Short problem: Write out the data below in full. Keep it exact.

Material to process:
= = = = =

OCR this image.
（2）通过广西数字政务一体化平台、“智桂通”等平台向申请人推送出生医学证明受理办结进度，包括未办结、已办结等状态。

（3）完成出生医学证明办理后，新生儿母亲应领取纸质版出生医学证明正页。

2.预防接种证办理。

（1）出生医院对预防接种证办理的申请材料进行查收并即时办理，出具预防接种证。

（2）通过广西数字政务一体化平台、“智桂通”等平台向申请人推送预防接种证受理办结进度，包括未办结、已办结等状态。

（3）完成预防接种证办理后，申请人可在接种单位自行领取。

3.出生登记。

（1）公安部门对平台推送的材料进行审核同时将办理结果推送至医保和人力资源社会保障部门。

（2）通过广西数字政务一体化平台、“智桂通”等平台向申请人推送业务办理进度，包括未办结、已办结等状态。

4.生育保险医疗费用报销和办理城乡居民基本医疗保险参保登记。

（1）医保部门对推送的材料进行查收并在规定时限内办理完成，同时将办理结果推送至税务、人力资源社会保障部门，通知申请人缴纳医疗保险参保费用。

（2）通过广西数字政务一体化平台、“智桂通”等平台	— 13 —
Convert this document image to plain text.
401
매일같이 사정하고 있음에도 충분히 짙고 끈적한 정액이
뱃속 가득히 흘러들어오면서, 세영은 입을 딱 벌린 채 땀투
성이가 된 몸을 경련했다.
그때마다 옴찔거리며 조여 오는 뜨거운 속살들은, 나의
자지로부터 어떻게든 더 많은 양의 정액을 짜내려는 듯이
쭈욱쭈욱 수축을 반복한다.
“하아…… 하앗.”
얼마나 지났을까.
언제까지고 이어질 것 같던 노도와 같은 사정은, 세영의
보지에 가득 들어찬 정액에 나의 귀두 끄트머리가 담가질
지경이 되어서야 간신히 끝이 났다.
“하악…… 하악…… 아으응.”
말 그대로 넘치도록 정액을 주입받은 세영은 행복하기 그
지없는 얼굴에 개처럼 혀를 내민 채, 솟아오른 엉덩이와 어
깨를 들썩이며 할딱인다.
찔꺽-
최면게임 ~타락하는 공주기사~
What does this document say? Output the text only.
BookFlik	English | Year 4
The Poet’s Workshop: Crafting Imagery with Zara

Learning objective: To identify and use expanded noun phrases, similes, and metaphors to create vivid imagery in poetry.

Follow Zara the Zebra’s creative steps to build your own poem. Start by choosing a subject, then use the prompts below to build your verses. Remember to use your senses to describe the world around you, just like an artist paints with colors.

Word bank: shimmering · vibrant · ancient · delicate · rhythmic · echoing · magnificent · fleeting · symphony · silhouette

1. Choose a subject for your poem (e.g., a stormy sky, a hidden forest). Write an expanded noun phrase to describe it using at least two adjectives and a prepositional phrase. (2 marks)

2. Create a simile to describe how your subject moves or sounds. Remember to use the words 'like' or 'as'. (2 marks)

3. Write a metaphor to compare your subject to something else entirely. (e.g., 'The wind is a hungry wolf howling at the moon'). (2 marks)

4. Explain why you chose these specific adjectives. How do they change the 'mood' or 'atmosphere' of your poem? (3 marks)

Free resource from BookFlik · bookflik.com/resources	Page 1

= = = = =

The answer:
OCR this image.
（2）通过广西数字政务一体化平台、“智桂通”等平台向申请人推送出生医学证明受理办结进度，包括未办结、已办结等状态。

（3）完成出生医学证明办理后，新生儿母亲应领取纸质版出生医学证明正页。

2.预防接种证办理。

（1）出生医院对预防接种证办理的申请材料进行查收并即时办理，出具预防接种证。

（2）通过广西数字政务一体化平台、“智桂通”等平台向申请人推送预防接种证受理办结进度，包括未办结、已办结等状态。

（3）完成预防接种证办理后，申请人可在接种单位自行领取。

3.出生登记。

（1）公安部门对平台推送的材料进行审核同时将办理结果推送至医保和人力资源社会保障部门。

（2）通过广西数字政务一体化平台、“智桂通”等平台向申请人推送业务办理进度，包括未办结、已办结等状态。

4.生育保险医疗费用报销和办理城乡居民基本医疗保险参保登记。

（1）医保部门对推送的材料进行查收并在规定时限内办理完成，同时将办理结果推送至税务、人力资源社会保障部门，通知申请人缴纳医疗保险参保费用。

（2）通过广西数字政务一体化平台、“智桂通”等平台	— 13 —
Convert this document image to plain text.
401
매일같이 사정하고 있음에도 충분히 짙고 끈적한 정액이
뱃속 가득히 흘러들어오면서, 세영은 입을 딱 벌린 채 땀투
성이가 된 몸을 경련했다.
그때마다 옴찔거리며 조여 오는 뜨거운 속살들은, 나의
자지로부터 어떻게든 더 많은 양의 정액을 짜내려는 듯이
쭈욱쭈욱 수축을 반복한다.
“하아…… 하앗.”
얼마나 지났을까.
언제까지고 이어질 것 같던 노도와 같은 사정은, 세영의
보지에 가득 들어찬 정액에 나의 귀두 끄트머리가 담가질
지경이 되어서야 간신히 끝이 났다.
“하악…… 하악…… 아으응.”
말 그대로 넘치도록 정액을 주입받은 세영은 행복하기 그
지없는 얼굴에 개처럼 혀를 내민 채, 솟아오른 엉덩이와 어
깨를 들썩이며 할딱인다.
찔꺽-
최면게임 ~타락하는 공주기사~
What does this document say? Output the text only.
BookFlik	English | Year 4
The Poet’s Workshop: Crafting Imagery with Zara

Learning objective: To identify and use expanded noun phrases, similes, and metaphors to create vivid imagery in poetry.

Follow Zara the Zebra’s creative steps to build your own poem. Start by choosing a subject, then use the prompts below to build your verses. Remember to use your senses to describe the world around you, just like an artist paints with colors.

Word bank: shimmering · vibrant · ancient · delicate · rhythmic · echoing · magnificent · fleeting · symphony · silhouette

1. Choose a subject for your poem (e.g., a stormy sky, a hidden forest). Write an expanded noun phrase to describe it using at least two adjectives and a prepositional phrase. (2 marks)

2. Create a simile to describe how your subject moves or sounds. Remember to use the words 'like' or 'as'. (2 marks)

3. Write a metaphor to compare your subject to something else entirely. (e.g., 'The wind is a hungry wolf howling at the moon'). (2 marks)

4. Explain why you chose these specific adjectives. How do they change the 'mood' or 'atmosphere' of your poem? (3 marks)

Free resource from BookFlik · bookflik.com/resources	Page 1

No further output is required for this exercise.